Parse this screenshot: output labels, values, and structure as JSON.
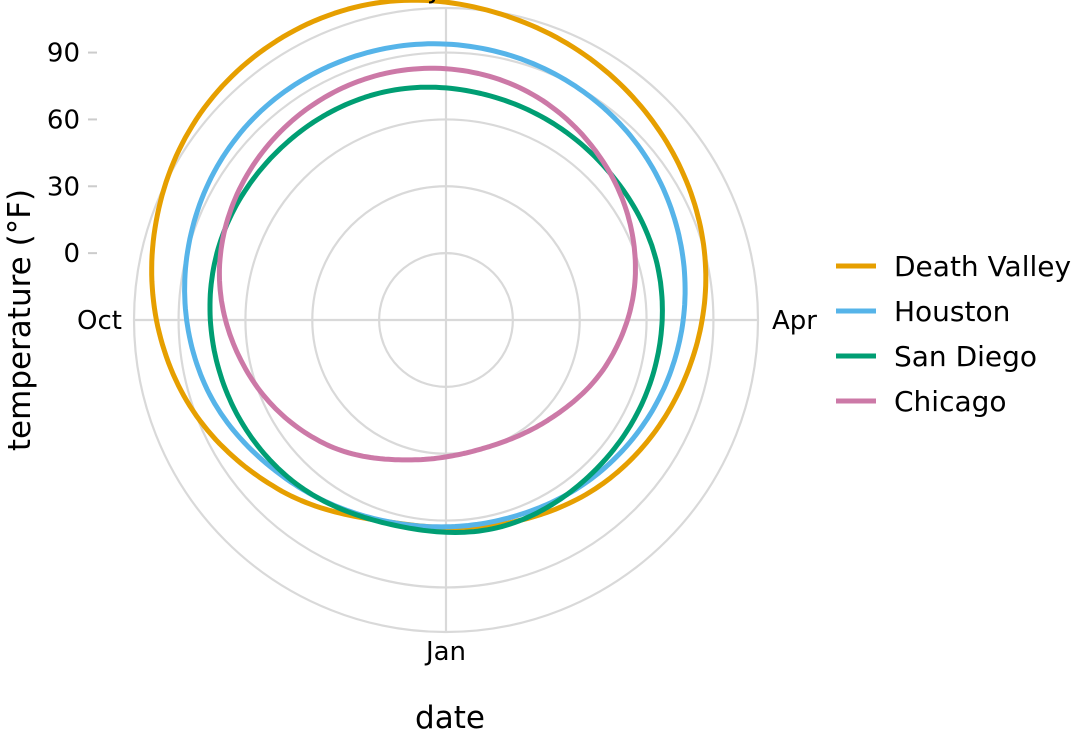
{
  "chart_data": {
    "type": "line",
    "coordinate_system": "polar",
    "xlabel": "date",
    "ylabel": "temperature (°F)",
    "angular_ticks": [
      "Jan",
      "Apr",
      "Jul",
      "Oct"
    ],
    "radial_ticks": [
      0,
      30,
      60,
      90
    ],
    "ylim": [
      -30,
      110
    ],
    "grid": true,
    "legend_position": "right",
    "series": [
      {
        "name": "Death Valley",
        "color": "#E69F00",
        "x": [
          "Jan",
          "Feb",
          "Mar",
          "Apr",
          "May",
          "Jun",
          "Jul",
          "Aug",
          "Sep",
          "Oct",
          "Nov",
          "Dec"
        ],
        "values": [
          65,
          72,
          80,
          90,
          99,
          108,
          116,
          115,
          106,
          93,
          77,
          64
        ]
      },
      {
        "name": "Houston",
        "color": "#56B4E9",
        "x": [
          "Jan",
          "Feb",
          "Mar",
          "Apr",
          "May",
          "Jun",
          "Jul",
          "Aug",
          "Sep",
          "Oct",
          "Nov",
          "Dec"
        ],
        "values": [
          63,
          67,
          73,
          80,
          87,
          92,
          95,
          95,
          90,
          82,
          71,
          64
        ]
      },
      {
        "name": "San Diego",
        "color": "#009E73",
        "x": [
          "Jan",
          "Feb",
          "Mar",
          "Apr",
          "May",
          "Jun",
          "Jul",
          "Aug",
          "Sep",
          "Oct",
          "Nov",
          "Dec"
        ],
        "values": [
          66,
          65,
          66,
          68,
          69,
          72,
          76,
          77,
          77,
          74,
          70,
          65
        ]
      },
      {
        "name": "Chicago",
        "color": "#CC79A7",
        "x": [
          "Jan",
          "Feb",
          "Mar",
          "Apr",
          "May",
          "Jun",
          "Jul",
          "Aug",
          "Sep",
          "Oct",
          "Nov",
          "Dec"
        ],
        "values": [
          30,
          34,
          45,
          58,
          70,
          80,
          84,
          82,
          75,
          62,
          48,
          35
        ]
      }
    ]
  }
}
--------------------------------
Extract each line holding the string "color".

**RIGHT ANSWER:**
        "color": "#E69F00",
        "color": "#56B4E9",
        "color": "#009E73",
        "color": "#CC79A7",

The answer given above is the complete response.